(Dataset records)

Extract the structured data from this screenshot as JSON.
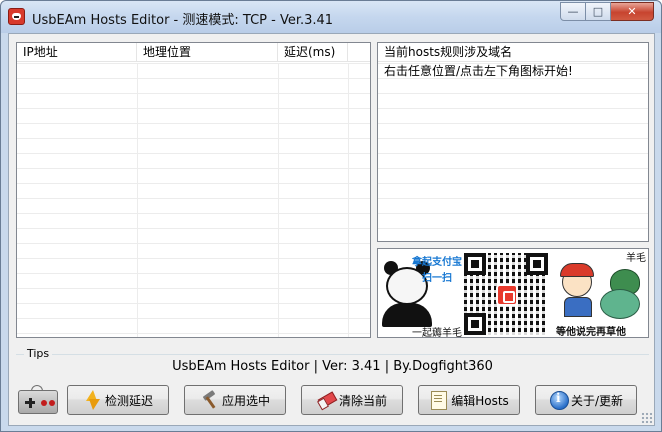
{
  "window": {
    "title": "UsbEAm Hosts Editor - 测速模式: TCP - Ver.3.41",
    "caption_buttons": {
      "minimize": "—",
      "maximize": "□",
      "close": "✕"
    }
  },
  "latency_list": {
    "columns": [
      "IP地址",
      "地理位置",
      "延迟(ms)"
    ],
    "rows": []
  },
  "rules_panel": {
    "header": "当前hosts规则涉及域名",
    "lines": [
      "右击任意位置/点击左下角图标开始!"
    ]
  },
  "banner": {
    "alipay_line1": "拿起支付宝",
    "alipay_line2": "扫一扫",
    "left_caption": "一起薅羊毛",
    "right_tag": "羊毛",
    "right_caption": "等他说完再草他"
  },
  "tips": {
    "label": "Tips",
    "text": "UsbEAm Hosts Editor | Ver: 3.41 | By.Dogfight360"
  },
  "toolbar": {
    "gamepad_icon": "gamepad-icon",
    "buttons": [
      {
        "label": "检测延迟",
        "icon": "lightning-icon"
      },
      {
        "label": "应用选中",
        "icon": "hammer-icon"
      },
      {
        "label": "清除当前",
        "icon": "eraser-icon"
      },
      {
        "label": "编辑Hosts",
        "icon": "notepad-icon"
      },
      {
        "label": "关于/更新",
        "icon": "info-icon"
      }
    ]
  },
  "colors": {
    "window_frame": "#c9d9ec",
    "client_bg": "#f0f0f0",
    "close_button": "#c7442f",
    "alipay_blue": "#1677d2"
  }
}
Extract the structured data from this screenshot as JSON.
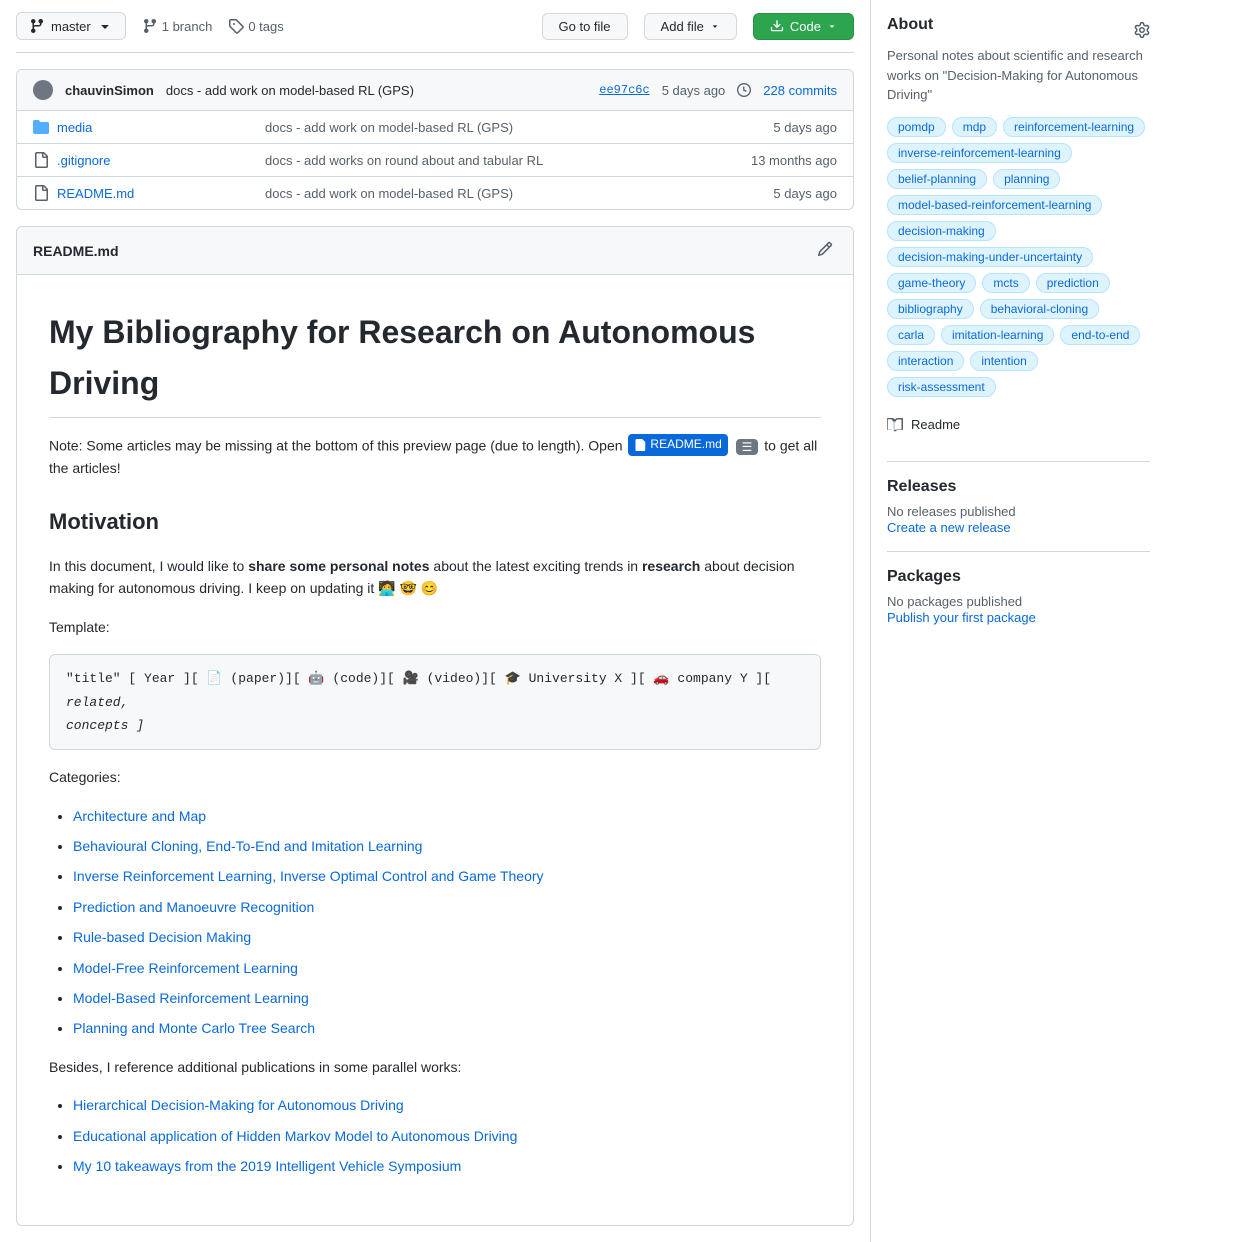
{
  "repo_bar": {
    "branch_label": "master",
    "branch_count": "1 branch",
    "tag_count": "0 tags",
    "go_to_file": "Go to file",
    "add_file": "Add file",
    "code": "Code"
  },
  "commit": {
    "author": "chauvinSimon",
    "message": "docs - add work on model-based RL (GPS)",
    "hash": "ee97c6c",
    "time": "5 days ago",
    "commits_count": "228 commits"
  },
  "files": [
    {
      "type": "folder",
      "name": "media",
      "commit_msg": "docs - add work on model-based RL (GPS)",
      "time": "5 days ago"
    },
    {
      "type": "file",
      "name": ".gitignore",
      "commit_msg": "docs - add works on round about and tabular RL",
      "time": "13 months ago"
    },
    {
      "type": "file",
      "name": "README.md",
      "commit_msg": "docs - add work on model-based RL (GPS)",
      "time": "5 days ago"
    }
  ],
  "readme": {
    "filename": "README.md",
    "title": "My Bibliography for Research on Autonomous Driving",
    "note": "Note: Some articles may be missing at the bottom of this preview page (due to length). Open",
    "note_link": "README.md",
    "note_suffix": "to get all the articles!",
    "motivation_title": "Motivation",
    "motivation_text1": "In this document, I would like to ",
    "motivation_bold": "share some personal notes",
    "motivation_text2": " about the latest exciting trends in ",
    "motivation_bold2": "research",
    "motivation_text3": " about decision making for autonomous driving. I keep on updating it 🧑‍💻 🤓 😊",
    "template_label": "Template:",
    "template_code": "\"title\" [ Year ][ 📄 (paper)][ 🤖 (code)][ 🎥 (video)][ 🎓 University X ][ 🚗 company Y ][ related, concepts ]",
    "categories_label": "Categories:",
    "categories": [
      "Architecture and Map",
      "Behavioural Cloning, End-To-End and Imitation Learning",
      "Inverse Reinforcement Learning, Inverse Optimal Control and Game Theory",
      "Prediction and Manoeuvre Recognition",
      "Rule-based Decision Making",
      "Model-Free Reinforcement Learning",
      "Model-Based Reinforcement Learning",
      "Planning and Monte Carlo Tree Search"
    ],
    "besides_text": "Besides, I reference additional publications in some parallel works:",
    "parallel_works": [
      "Hierarchical Decision-Making for Autonomous Driving",
      "Educational application of Hidden Markov Model to Autonomous Driving",
      "My 10 takeaways from the 2019 Intelligent Vehicle Symposium"
    ]
  },
  "sidebar": {
    "about_title": "About",
    "about_desc": "Personal notes about scientific and research works on \"Decision-Making for Autonomous Driving\"",
    "tags": [
      "pomdp",
      "mdp",
      "reinforcement-learning",
      "inverse-reinforcement-learning",
      "belief-planning",
      "planning",
      "model-based-reinforcement-learning",
      "decision-making",
      "decision-making-under-uncertainty",
      "game-theory",
      "mcts",
      "prediction",
      "bibliography",
      "behavioral-cloning",
      "carla",
      "imitation-learning",
      "end-to-end",
      "interaction",
      "intention",
      "risk-assessment"
    ],
    "readme_label": "Readme",
    "releases_title": "Releases",
    "no_releases": "No releases published",
    "create_release": "Create a new release",
    "packages_title": "Packages",
    "no_packages": "No packages published",
    "publish_package": "Publish your first package"
  }
}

== Work required ==
Repeat each entry above word for word, leaving every picture out.

== Written response ==
Extract the structured data from this screenshot as JSON.
{
  "window": {
    "title": "UsbEAm Hosts Editor - 测速模式: TCP - Ver.3.41",
    "caption_buttons": {
      "minimize": "—",
      "maximize": "□",
      "close": "✕"
    }
  },
  "latency_list": {
    "columns": [
      "IP地址",
      "地理位置",
      "延迟(ms)"
    ],
    "rows": []
  },
  "rules_panel": {
    "header": "当前hosts规则涉及域名",
    "lines": [
      "右击任意位置/点击左下角图标开始!"
    ]
  },
  "banner": {
    "alipay_line1": "拿起支付宝",
    "alipay_line2": "扫一扫",
    "left_caption": "一起薅羊毛",
    "right_tag": "羊毛",
    "right_caption": "等他说完再草他"
  },
  "tips": {
    "label": "Tips",
    "text": "UsbEAm Hosts Editor | Ver: 3.41 | By.Dogfight360"
  },
  "toolbar": {
    "gamepad_icon": "gamepad-icon",
    "buttons": [
      {
        "label": "检测延迟",
        "icon": "lightning-icon"
      },
      {
        "label": "应用选中",
        "icon": "hammer-icon"
      },
      {
        "label": "清除当前",
        "icon": "eraser-icon"
      },
      {
        "label": "编辑Hosts",
        "icon": "notepad-icon"
      },
      {
        "label": "关于/更新",
        "icon": "info-icon"
      }
    ]
  },
  "colors": {
    "window_frame": "#c9d9ec",
    "client_bg": "#f0f0f0",
    "close_button": "#c7442f",
    "alipay_blue": "#1677d2"
  }
}
Extract the structured data from this screenshot as JSON.
{
  "repo_bar": {
    "branch_label": "master",
    "branch_count": "1 branch",
    "tag_count": "0 tags",
    "go_to_file": "Go to file",
    "add_file": "Add file",
    "code": "Code"
  },
  "commit": {
    "author": "chauvinSimon",
    "message": "docs - add work on model-based RL (GPS)",
    "hash": "ee97c6c",
    "time": "5 days ago",
    "commits_count": "228 commits"
  },
  "files": [
    {
      "type": "folder",
      "name": "media",
      "commit_msg": "docs - add work on model-based RL (GPS)",
      "time": "5 days ago"
    },
    {
      "type": "file",
      "name": ".gitignore",
      "commit_msg": "docs - add works on round about and tabular RL",
      "time": "13 months ago"
    },
    {
      "type": "file",
      "name": "README.md",
      "commit_msg": "docs - add work on model-based RL (GPS)",
      "time": "5 days ago"
    }
  ],
  "readme": {
    "filename": "README.md",
    "title": "My Bibliography for Research on Autonomous Driving",
    "note": "Note: Some articles may be missing at the bottom of this preview page (due to length). Open",
    "note_link": "README.md",
    "note_suffix": "to get all the articles!",
    "motivation_title": "Motivation",
    "motivation_text1": "In this document, I would like to ",
    "motivation_bold": "share some personal notes",
    "motivation_text2": " about the latest exciting trends in ",
    "motivation_bold2": "research",
    "motivation_text3": " about decision making for autonomous driving. I keep on updating it 🧑‍💻 🤓 😊",
    "template_label": "Template:",
    "template_code": "\"title\" [ Year ][ 📄 (paper)][ 🤖 (code)][ 🎥 (video)][ 🎓 University X ][ 🚗 company Y ][ related, concepts ]",
    "categories_label": "Categories:",
    "categories": [
      "Architecture and Map",
      "Behavioural Cloning, End-To-End and Imitation Learning",
      "Inverse Reinforcement Learning, Inverse Optimal Control and Game Theory",
      "Prediction and Manoeuvre Recognition",
      "Rule-based Decision Making",
      "Model-Free Reinforcement Learning",
      "Model-Based Reinforcement Learning",
      "Planning and Monte Carlo Tree Search"
    ],
    "besides_text": "Besides, I reference additional publications in some parallel works:",
    "parallel_works": [
      "Hierarchical Decision-Making for Autonomous Driving",
      "Educational application of Hidden Markov Model to Autonomous Driving",
      "My 10 takeaways from the 2019 Intelligent Vehicle Symposium"
    ]
  },
  "sidebar": {
    "about_title": "About",
    "about_desc": "Personal notes about scientific and research works on \"Decision-Making for Autonomous Driving\"",
    "tags": [
      "pomdp",
      "mdp",
      "reinforcement-learning",
      "inverse-reinforcement-learning",
      "belief-planning",
      "planning",
      "model-based-reinforcement-learning",
      "decision-making",
      "decision-making-under-uncertainty",
      "game-theory",
      "mcts",
      "prediction",
      "bibliography",
      "behavioral-cloning",
      "carla",
      "imitation-learning",
      "end-to-end",
      "interaction",
      "intention",
      "risk-assessment"
    ],
    "readme_label": "Readme",
    "releases_title": "Releases",
    "no_releases": "No releases published",
    "create_release": "Create a new release",
    "packages_title": "Packages",
    "no_packages": "No packages published",
    "publish_package": "Publish your first package"
  }
}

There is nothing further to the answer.